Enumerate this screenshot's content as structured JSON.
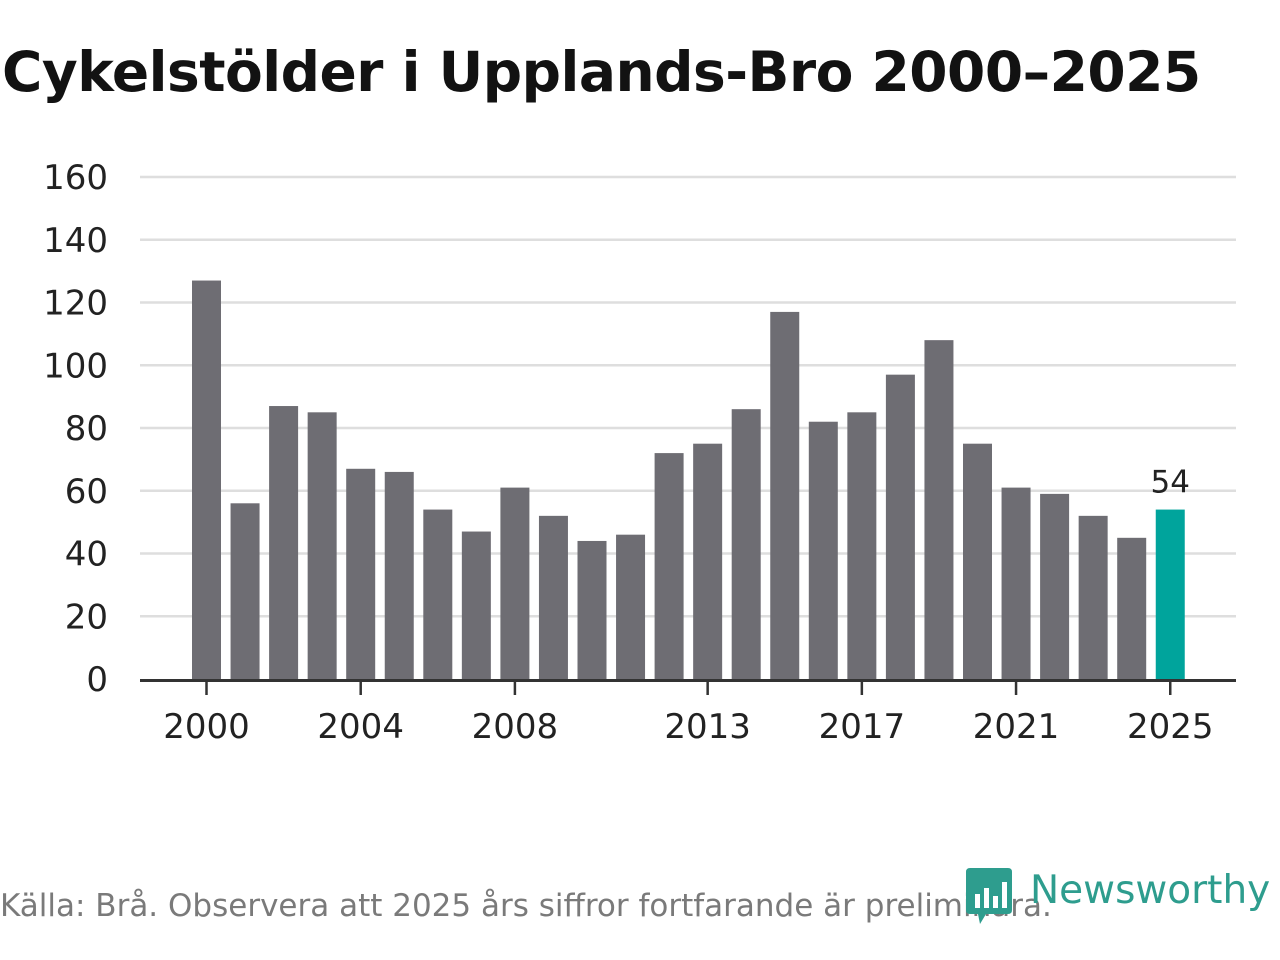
{
  "title": "Cykelstölder i Upplands-Bro 2000–2025",
  "source": "Källa: Brå. Observera att 2025 års siffror fortfarande är preliminära.",
  "brand": {
    "name": "Newsworthy",
    "logo_icon": "bar-chart-icon",
    "color": "#2e9d8e"
  },
  "colors": {
    "bar": "#6e6d73",
    "highlight": "#00a49c",
    "grid": "#dedede",
    "axis": "#333333",
    "text": "#222222"
  },
  "chart_data": {
    "type": "bar",
    "title": "Cykelstölder i Upplands-Bro 2000–2025",
    "xlabel": "",
    "ylabel": "",
    "ylim": [
      0,
      160
    ],
    "yticks": [
      0,
      20,
      40,
      60,
      80,
      100,
      120,
      140,
      160
    ],
    "grid": true,
    "categories": [
      "2000",
      "2001",
      "2002",
      "2003",
      "2004",
      "2005",
      "2006",
      "2007",
      "2008",
      "2009",
      "2010",
      "2011",
      "2012",
      "2013",
      "2014",
      "2015",
      "2016",
      "2017",
      "2018",
      "2019",
      "2020",
      "2021",
      "2022",
      "2023",
      "2024",
      "2025"
    ],
    "xtick_labels": [
      "2000",
      "2004",
      "2008",
      "2013",
      "2017",
      "2021",
      "2025"
    ],
    "values": [
      127,
      56,
      87,
      85,
      67,
      66,
      54,
      47,
      61,
      52,
      44,
      46,
      72,
      75,
      86,
      117,
      82,
      85,
      97,
      108,
      75,
      61,
      59,
      52,
      45,
      54
    ],
    "highlight": {
      "category": "2025",
      "label": "54"
    }
  }
}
☆ ☆ ☆ ☆
■ **TASK STATEMENT**:
Search the records for the word "Upplands". Copy every line that has it.

■ **THE RESPONSE**:
  "title": "Cykelstölder i Upplands-Bro 2000–2025",
    "title": "Cykelstölder i Upplands-Bro 2000–2025",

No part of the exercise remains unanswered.